Görev Yönergesi
Tarab söyleşisinde "Son zamanların sevilen" sözcüklerini içeren yerle başlayıp "bir söyleşi gerçekleştirdik." ile biten bölümü olduğu gibi yazın.

Okuma Parçası
Özkeçeci: 'Tarab, müzik dünyamızın ilk patentli enstrümanları arasında yerini aldı'

Son zamanların sevilen müzik enstrümanı olan Tanbur ve Rebap arasında bulunan Tarab ve sanat hakkında Tarab'ın ustası, sanatçı ve akademisyen Prof. Dr. İlhan Özkeçeci ile bir söyleşi gerçekleştirdik.

Özkeçeci: 'Tarab, müzik dünyamızın ilk patentli enstrümanları arasında yerini aldı'

Yaptığımız söyleşide vücuda getirerek tescili aldığı ve müzik dünyasına kazandırdığı müzik enstrümanı ‘Tarab’ ile sanat hakkında bilgiler veren Kayserili Özkeçeci, “Tarab, müzik dünyamızın ilk patentli enstrümanları arasında yerini aldı” dedi.

[Bir veri derlemesinden alınan kayıtlar]
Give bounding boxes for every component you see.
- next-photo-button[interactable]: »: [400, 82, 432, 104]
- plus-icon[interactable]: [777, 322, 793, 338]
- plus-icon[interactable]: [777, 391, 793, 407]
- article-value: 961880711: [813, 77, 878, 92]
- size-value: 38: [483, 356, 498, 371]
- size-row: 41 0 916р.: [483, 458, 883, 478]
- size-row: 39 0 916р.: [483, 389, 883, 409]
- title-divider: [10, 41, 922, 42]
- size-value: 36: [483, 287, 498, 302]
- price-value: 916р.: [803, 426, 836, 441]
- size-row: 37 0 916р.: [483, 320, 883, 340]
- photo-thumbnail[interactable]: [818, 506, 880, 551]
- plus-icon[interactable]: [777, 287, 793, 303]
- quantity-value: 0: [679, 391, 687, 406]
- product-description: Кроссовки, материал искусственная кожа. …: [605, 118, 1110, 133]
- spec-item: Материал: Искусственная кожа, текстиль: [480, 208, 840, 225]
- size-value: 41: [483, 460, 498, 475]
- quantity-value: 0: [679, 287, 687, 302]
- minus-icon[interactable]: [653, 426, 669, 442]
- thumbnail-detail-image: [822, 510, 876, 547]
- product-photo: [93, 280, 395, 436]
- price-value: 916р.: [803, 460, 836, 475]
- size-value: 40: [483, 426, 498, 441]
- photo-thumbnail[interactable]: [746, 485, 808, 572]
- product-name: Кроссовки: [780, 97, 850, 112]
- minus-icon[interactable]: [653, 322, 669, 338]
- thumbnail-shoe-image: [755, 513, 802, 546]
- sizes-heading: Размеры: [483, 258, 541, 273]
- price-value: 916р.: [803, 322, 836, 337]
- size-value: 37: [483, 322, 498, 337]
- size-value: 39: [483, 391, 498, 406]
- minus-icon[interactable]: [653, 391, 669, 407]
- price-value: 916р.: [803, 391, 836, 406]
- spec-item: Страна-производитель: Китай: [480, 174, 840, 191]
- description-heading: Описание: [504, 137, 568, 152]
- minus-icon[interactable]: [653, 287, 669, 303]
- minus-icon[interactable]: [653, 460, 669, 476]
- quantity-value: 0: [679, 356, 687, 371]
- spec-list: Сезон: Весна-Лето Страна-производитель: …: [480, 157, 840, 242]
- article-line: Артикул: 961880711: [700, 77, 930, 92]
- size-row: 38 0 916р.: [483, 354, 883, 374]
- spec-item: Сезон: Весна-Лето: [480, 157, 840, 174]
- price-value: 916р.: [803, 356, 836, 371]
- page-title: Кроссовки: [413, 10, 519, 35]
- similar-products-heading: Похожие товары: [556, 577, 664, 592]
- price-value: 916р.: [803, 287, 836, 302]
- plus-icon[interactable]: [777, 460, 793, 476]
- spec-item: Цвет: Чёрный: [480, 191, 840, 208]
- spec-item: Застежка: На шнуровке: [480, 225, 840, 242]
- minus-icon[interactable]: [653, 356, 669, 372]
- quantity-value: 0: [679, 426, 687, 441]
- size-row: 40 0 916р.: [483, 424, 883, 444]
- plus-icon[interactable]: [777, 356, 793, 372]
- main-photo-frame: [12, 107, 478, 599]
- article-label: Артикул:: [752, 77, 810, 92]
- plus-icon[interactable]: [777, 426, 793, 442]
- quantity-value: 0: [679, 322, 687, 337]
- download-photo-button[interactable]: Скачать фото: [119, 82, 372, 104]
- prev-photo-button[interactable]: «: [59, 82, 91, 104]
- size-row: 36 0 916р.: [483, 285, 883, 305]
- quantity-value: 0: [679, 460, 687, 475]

Çözüm
Son zamanların sevilen müzik enstrümanı olan Tanbur ve Rebap arasında bulunan Tarab ve sanat hakkında Tarab'ın ustası, sanatçı ve akademisyen Prof. Dr. İlhan Özkeçeci ile bir söyleşi gerçekleştirdik.